Each line below is to be written out in full, exactly as shown.

(Collected data)
★ ★ ★ ★ ★ ★ ★
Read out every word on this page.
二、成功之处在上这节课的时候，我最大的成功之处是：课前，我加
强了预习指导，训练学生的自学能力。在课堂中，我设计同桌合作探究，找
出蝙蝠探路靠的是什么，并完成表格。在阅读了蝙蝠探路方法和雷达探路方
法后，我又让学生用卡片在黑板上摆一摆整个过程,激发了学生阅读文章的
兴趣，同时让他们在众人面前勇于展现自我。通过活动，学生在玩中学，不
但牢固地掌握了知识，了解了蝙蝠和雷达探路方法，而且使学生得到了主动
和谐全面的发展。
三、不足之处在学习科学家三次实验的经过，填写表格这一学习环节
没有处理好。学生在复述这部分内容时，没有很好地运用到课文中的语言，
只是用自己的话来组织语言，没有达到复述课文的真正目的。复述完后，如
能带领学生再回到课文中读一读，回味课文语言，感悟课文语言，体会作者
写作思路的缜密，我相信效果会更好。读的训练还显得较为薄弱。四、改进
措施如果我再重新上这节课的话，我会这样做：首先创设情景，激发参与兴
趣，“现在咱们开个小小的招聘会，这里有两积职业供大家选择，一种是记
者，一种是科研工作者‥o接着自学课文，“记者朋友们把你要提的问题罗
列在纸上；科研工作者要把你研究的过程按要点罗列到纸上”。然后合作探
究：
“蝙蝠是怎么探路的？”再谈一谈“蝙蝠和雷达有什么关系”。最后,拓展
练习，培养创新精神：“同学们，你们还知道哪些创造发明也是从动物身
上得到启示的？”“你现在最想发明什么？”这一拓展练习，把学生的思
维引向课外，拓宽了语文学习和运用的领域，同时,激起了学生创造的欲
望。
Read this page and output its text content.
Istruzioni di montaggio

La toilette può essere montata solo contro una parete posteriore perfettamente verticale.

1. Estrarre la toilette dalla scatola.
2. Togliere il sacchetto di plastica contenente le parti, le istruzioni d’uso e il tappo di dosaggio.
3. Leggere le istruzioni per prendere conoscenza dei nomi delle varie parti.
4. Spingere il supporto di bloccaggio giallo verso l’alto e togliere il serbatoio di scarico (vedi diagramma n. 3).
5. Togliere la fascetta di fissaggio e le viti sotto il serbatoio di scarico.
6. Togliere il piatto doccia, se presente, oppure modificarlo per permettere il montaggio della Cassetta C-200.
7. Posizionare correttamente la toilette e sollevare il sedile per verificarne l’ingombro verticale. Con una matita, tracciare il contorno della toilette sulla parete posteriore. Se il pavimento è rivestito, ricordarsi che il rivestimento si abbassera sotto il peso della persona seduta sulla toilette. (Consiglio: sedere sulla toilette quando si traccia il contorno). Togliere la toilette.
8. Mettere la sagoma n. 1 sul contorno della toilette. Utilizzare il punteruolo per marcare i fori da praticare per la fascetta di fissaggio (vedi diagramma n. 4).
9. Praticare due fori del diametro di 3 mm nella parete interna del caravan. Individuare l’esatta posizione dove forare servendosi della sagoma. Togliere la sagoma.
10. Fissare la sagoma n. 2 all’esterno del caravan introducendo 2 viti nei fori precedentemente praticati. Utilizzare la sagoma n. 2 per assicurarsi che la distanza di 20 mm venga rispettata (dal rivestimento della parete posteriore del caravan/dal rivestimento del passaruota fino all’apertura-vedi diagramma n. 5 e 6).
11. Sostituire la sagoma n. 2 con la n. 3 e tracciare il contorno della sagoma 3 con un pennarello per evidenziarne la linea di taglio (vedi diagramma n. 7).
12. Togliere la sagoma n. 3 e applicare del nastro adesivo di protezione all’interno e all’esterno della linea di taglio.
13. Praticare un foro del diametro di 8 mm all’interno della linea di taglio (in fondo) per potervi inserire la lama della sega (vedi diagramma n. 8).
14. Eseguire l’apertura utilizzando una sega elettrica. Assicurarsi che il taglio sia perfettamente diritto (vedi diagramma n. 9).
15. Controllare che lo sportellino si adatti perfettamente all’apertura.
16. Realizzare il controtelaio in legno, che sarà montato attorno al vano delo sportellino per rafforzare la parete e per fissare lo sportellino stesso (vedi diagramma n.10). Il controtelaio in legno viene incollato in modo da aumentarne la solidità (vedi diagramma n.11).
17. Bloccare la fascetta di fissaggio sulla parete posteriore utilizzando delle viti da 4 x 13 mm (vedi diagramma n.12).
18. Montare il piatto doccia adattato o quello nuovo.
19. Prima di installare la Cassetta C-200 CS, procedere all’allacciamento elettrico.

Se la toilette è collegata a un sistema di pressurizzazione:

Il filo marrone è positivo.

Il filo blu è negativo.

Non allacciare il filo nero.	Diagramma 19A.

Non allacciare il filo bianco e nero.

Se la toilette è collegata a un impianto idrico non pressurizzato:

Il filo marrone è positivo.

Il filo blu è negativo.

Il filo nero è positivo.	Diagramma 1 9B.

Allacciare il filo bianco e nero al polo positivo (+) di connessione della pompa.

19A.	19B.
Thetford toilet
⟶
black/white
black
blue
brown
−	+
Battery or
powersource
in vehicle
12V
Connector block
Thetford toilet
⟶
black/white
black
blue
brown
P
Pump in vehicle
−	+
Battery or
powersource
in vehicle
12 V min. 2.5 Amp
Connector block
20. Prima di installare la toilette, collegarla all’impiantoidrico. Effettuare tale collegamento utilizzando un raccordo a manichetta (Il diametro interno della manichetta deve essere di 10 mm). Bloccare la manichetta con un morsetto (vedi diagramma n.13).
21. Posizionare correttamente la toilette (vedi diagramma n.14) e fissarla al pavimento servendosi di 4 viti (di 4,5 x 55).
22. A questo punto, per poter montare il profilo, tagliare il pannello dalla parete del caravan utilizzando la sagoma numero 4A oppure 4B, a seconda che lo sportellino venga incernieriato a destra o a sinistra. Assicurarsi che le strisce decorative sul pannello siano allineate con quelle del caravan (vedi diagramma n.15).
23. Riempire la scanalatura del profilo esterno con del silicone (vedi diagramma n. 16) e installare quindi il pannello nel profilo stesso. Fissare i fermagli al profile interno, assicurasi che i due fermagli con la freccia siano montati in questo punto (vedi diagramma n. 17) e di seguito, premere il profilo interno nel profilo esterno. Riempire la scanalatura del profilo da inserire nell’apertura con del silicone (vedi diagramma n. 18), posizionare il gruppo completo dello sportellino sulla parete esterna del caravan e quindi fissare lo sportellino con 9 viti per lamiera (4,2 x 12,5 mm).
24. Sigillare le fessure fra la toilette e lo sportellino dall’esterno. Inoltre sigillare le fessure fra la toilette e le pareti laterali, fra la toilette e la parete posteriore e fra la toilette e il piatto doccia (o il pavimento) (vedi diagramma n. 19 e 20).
★ ★ ★ ★ ★ ★ ★
◆ Problem solution ◆
Read out every word on this page.
二、成功之处在上这节课的时候，我最大的成功之处是：课前，我加
强了预习指导，训练学生的自学能力。在课堂中，我设计同桌合作探究，找
出蝙蝠探路靠的是什么，并完成表格。在阅读了蝙蝠探路方法和雷达探路方
法后，我又让学生用卡片在黑板上摆一摆整个过程,激发了学生阅读文章的
兴趣，同时让他们在众人面前勇于展现自我。通过活动，学生在玩中学，不
但牢固地掌握了知识，了解了蝙蝠和雷达探路方法，而且使学生得到了主动
和谐全面的发展。
三、不足之处在学习科学家三次实验的经过，填写表格这一学习环节
没有处理好。学生在复述这部分内容时，没有很好地运用到课文中的语言，
只是用自己的话来组织语言，没有达到复述课文的真正目的。复述完后，如
能带领学生再回到课文中读一读，回味课文语言，感悟课文语言，体会作者
写作思路的缜密，我相信效果会更好。读的训练还显得较为薄弱。四、改进
措施如果我再重新上这节课的话，我会这样做：首先创设情景，激发参与兴
趣，“现在咱们开个小小的招聘会，这里有两积职业供大家选择，一种是记
者，一种是科研工作者‥o接着自学课文，“记者朋友们把你要提的问题罗
列在纸上；科研工作者要把你研究的过程按要点罗列到纸上”。然后合作探
究：
“蝙蝠是怎么探路的？”再谈一谈“蝙蝠和雷达有什么关系”。最后,拓展
练习，培养创新精神：“同学们，你们还知道哪些创造发明也是从动物身
上得到启示的？”“你现在最想发明什么？”这一拓展练习，把学生的思
维引向课外，拓宽了语文学习和运用的领域，同时,激起了学生创造的欲
望。
Read this page and output its text content.
Istruzioni di montaggio

La toilette può essere montata solo contro una parete posteriore perfettamente verticale.

1. Estrarre la toilette dalla scatola.
2. Togliere il sacchetto di plastica contenente le parti, le istruzioni d’uso e il tappo di dosaggio.
3. Leggere le istruzioni per prendere conoscenza dei nomi delle varie parti.
4. Spingere il supporto di bloccaggio giallo verso l’alto e togliere il serbatoio di scarico (vedi diagramma n. 3).
5. Togliere la fascetta di fissaggio e le viti sotto il serbatoio di scarico.
6. Togliere il piatto doccia, se presente, oppure modificarlo per permettere il montaggio della Cassetta C-200.
7. Posizionare correttamente la toilette e sollevare il sedile per verificarne l’ingombro verticale. Con una matita, tracciare il contorno della toilette sulla parete posteriore. Se il pavimento è rivestito, ricordarsi che il rivestimento si abbassera sotto il peso della persona seduta sulla toilette. (Consiglio: sedere sulla toilette quando si traccia il contorno). Togliere la toilette.
8. Mettere la sagoma n. 1 sul contorno della toilette. Utilizzare il punteruolo per marcare i fori da praticare per la fascetta di fissaggio (vedi diagramma n. 4).
9. Praticare due fori del diametro di 3 mm nella parete interna del caravan. Individuare l’esatta posizione dove forare servendosi della sagoma. Togliere la sagoma.
10. Fissare la sagoma n. 2 all’esterno del caravan introducendo 2 viti nei fori precedentemente praticati. Utilizzare la sagoma n. 2 per assicurarsi che la distanza di 20 mm venga rispettata (dal rivestimento della parete posteriore del caravan/dal rivestimento del passaruota fino all’apertura-vedi diagramma n. 5 e 6).
11. Sostituire la sagoma n. 2 con la n. 3 e tracciare il contorno della sagoma 3 con un pennarello per evidenziarne la linea di taglio (vedi diagramma n. 7).
12. Togliere la sagoma n. 3 e applicare del nastro adesivo di protezione all’interno e all’esterno della linea di taglio.
13. Praticare un foro del diametro di 8 mm all’interno della linea di taglio (in fondo) per potervi inserire la lama della sega (vedi diagramma n. 8).
14. Eseguire l’apertura utilizzando una sega elettrica. Assicurarsi che il taglio sia perfettamente diritto (vedi diagramma n. 9).
15. Controllare che lo sportellino si adatti perfettamente all’apertura.
16. Realizzare il controtelaio in legno, che sarà montato attorno al vano delo sportellino per rafforzare la parete e per fissare lo sportellino stesso (vedi diagramma n.10). Il controtelaio in legno viene incollato in modo da aumentarne la solidità (vedi diagramma n.11).
17. Bloccare la fascetta di fissaggio sulla parete posteriore utilizzando delle viti da 4 x 13 mm (vedi diagramma n.12).
18. Montare il piatto doccia adattato o quello nuovo.
19. Prima di installare la Cassetta C-200 CS, procedere all’allacciamento elettrico.

Se la toilette è collegata a un sistema di pressurizzazione:

Il filo marrone è positivo.

Il filo blu è negativo.

Non allacciare il filo nero.	Diagramma 19A.

Non allacciare il filo bianco e nero.

Se la toilette è collegata a un impianto idrico non pressurizzato:

Il filo marrone è positivo.

Il filo blu è negativo.

Il filo nero è positivo.	Diagramma 1 9B.

Allacciare il filo bianco e nero al polo positivo (+) di connessione della pompa.

19A.	19B.
Thetford toilet
⟶
black/white
black
blue
brown
−	+
Battery or
powersource
in vehicle
12V
Connector block
Thetford toilet
⟶
black/white
black
blue
brown
P
Pump in vehicle
−	+
Battery or
powersource
in vehicle
12 V min. 2.5 Amp
Connector block
20. Prima di installare la toilette, collegarla all’impiantoidrico. Effettuare tale collegamento utilizzando un raccordo a manichetta (Il diametro interno della manichetta deve essere di 10 mm). Bloccare la manichetta con un morsetto (vedi diagramma n.13).
21. Posizionare correttamente la toilette (vedi diagramma n.14) e fissarla al pavimento servendosi di 4 viti (di 4,5 x 55).
22. A questo punto, per poter montare il profilo, tagliare il pannello dalla parete del caravan utilizzando la sagoma numero 4A oppure 4B, a seconda che lo sportellino venga incernieriato a destra o a sinistra. Assicurarsi che le strisce decorative sul pannello siano allineate con quelle del caravan (vedi diagramma n.15).
23. Riempire la scanalatura del profilo esterno con del silicone (vedi diagramma n. 16) e installare quindi il pannello nel profilo stesso. Fissare i fermagli al profile interno, assicurasi che i due fermagli con la freccia siano montati in questo punto (vedi diagramma n. 17) e di seguito, premere il profilo interno nel profilo esterno. Riempire la scanalatura del profilo da inserire nell’apertura con del silicone (vedi diagramma n. 18), posizionare il gruppo completo dello sportellino sulla parete esterna del caravan e quindi fissare lo sportellino con 9 viti per lamiera (4,2 x 12,5 mm).
24. Sigillare le fessure fra la toilette e lo sportellino dall’esterno. Inoltre sigillare le fessure fra la toilette e le pareti laterali, fra la toilette e la parete posteriore e fra la toilette e il piatto doccia (o il pavimento) (vedi diagramma n. 19 e 20).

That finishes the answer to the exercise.